Stored items:

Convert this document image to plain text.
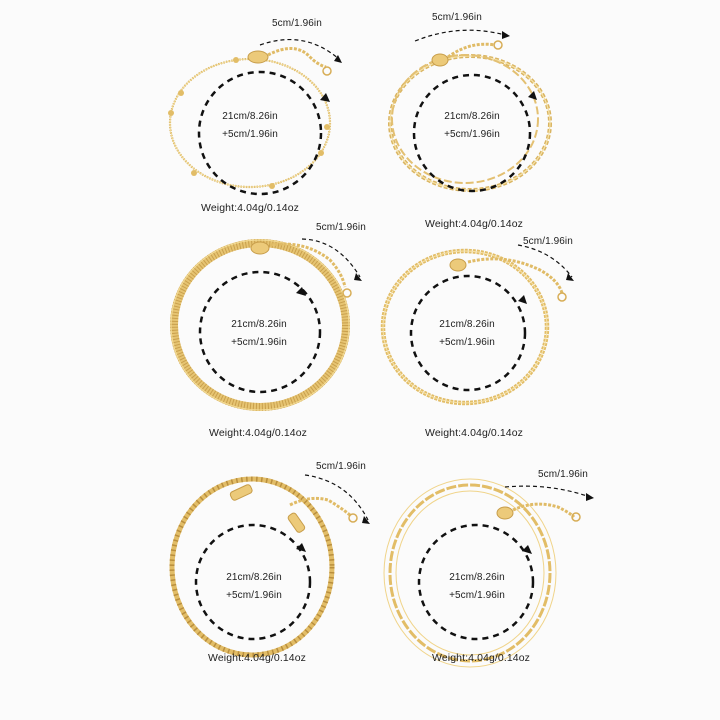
5cm/1.96in
21cm/8.26in
+5cm/1.96in
Weight:4.04g/0.14oz
5cm/1.96in
21cm/8.26in
+5cm/1.96in
Weight:4.04g/0.14oz
5cm/1.96in
21cm/8.26in
+5cm/1.96in
Weight:4.04g/0.14oz
5cm/1.96in
21cm/8.26in
+5cm/1.96in
Weight:4.04g/0.14oz
5cm/1.96in
21cm/8.26in
+5cm/1.96in
Weight:4.04g/0.14oz
5cm/1.96in
21cm/8.26in
+5cm/1.96in
Weight:4.04g/0.14oz
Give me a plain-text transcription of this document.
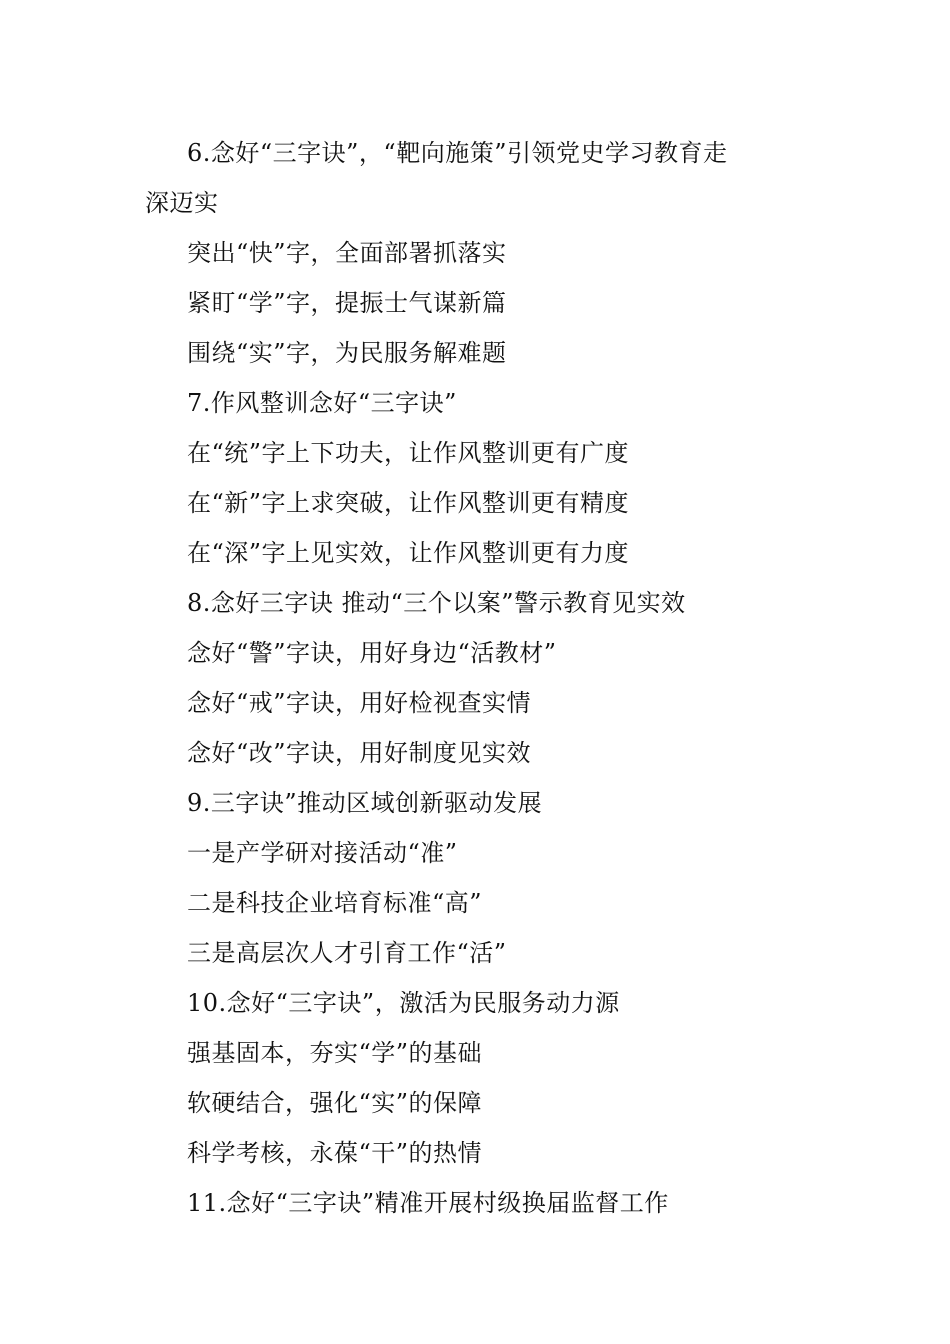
6.念好“三字诀”，“靶向施策”引领党史学习教育走
深迈实
突出“快”字，全面部署抓落实
紧盯“学”字，提振士气谋新篇
围绕“实”字，为民服务解难题
7.作风整训念好“三字诀”
在“统”字上下功夫，让作风整训更有广度
在“新”字上求突破，让作风整训更有精度
在“深”字上见实效，让作风整训更有力度
8.念好三字诀 推动“三个以案”警示教育见实效
念好“警”字诀，用好身边“活教材”
念好“戒”字诀，用好检视查实情
念好“改”字诀，用好制度见实效
9.三字诀”推动区域创新驱动发展
一是产学研对接活动“准”
二是科技企业培育标准“高”
三是高层次人才引育工作“活”
10.念好“三字诀”，激活为民服务动力源
强基固本，夯实“学”的基础
软硬结合，强化“实”的保障
科学考核，永葆“干”的热情
11.念好“三字诀”精准开展村级换届监督工作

Aim:
Omit all pictures while transcribing the entries verbatim.

Exercise answer:
Convert this document image to plain text.
5cm/1.96in
21cm/8.26in
+5cm/1.96in
Weight:4.04g/0.14oz
5cm/1.96in
21cm/8.26in
+5cm/1.96in
Weight:4.04g/0.14oz
5cm/1.96in
21cm/8.26in
+5cm/1.96in
Weight:4.04g/0.14oz
5cm/1.96in
21cm/8.26in
+5cm/1.96in
Weight:4.04g/0.14oz
5cm/1.96in
21cm/8.26in
+5cm/1.96in
Weight:4.04g/0.14oz
5cm/1.96in
21cm/8.26in
+5cm/1.96in
Weight:4.04g/0.14oz
Give me a plain-text transcription of this document.
6.念好“三字诀”，“靶向施策”引领党史学习教育走
深迈实
突出“快”字，全面部署抓落实
紧盯“学”字，提振士气谋新篇
围绕“实”字，为民服务解难题
7.作风整训念好“三字诀”
在“统”字上下功夫，让作风整训更有广度
在“新”字上求突破，让作风整训更有精度
在“深”字上见实效，让作风整训更有力度
8.念好三字诀 推动“三个以案”警示教育见实效
念好“警”字诀，用好身边“活教材”
念好“戒”字诀，用好检视查实情
念好“改”字诀，用好制度见实效
9.三字诀”推动区域创新驱动发展
一是产学研对接活动“准”
二是科技企业培育标准“高”
三是高层次人才引育工作“活”
10.念好“三字诀”，激活为民服务动力源
强基固本，夯实“学”的基础
软硬结合，强化“实”的保障
科学考核，永葆“干”的热情
11.念好“三字诀”精准开展村级换届监督工作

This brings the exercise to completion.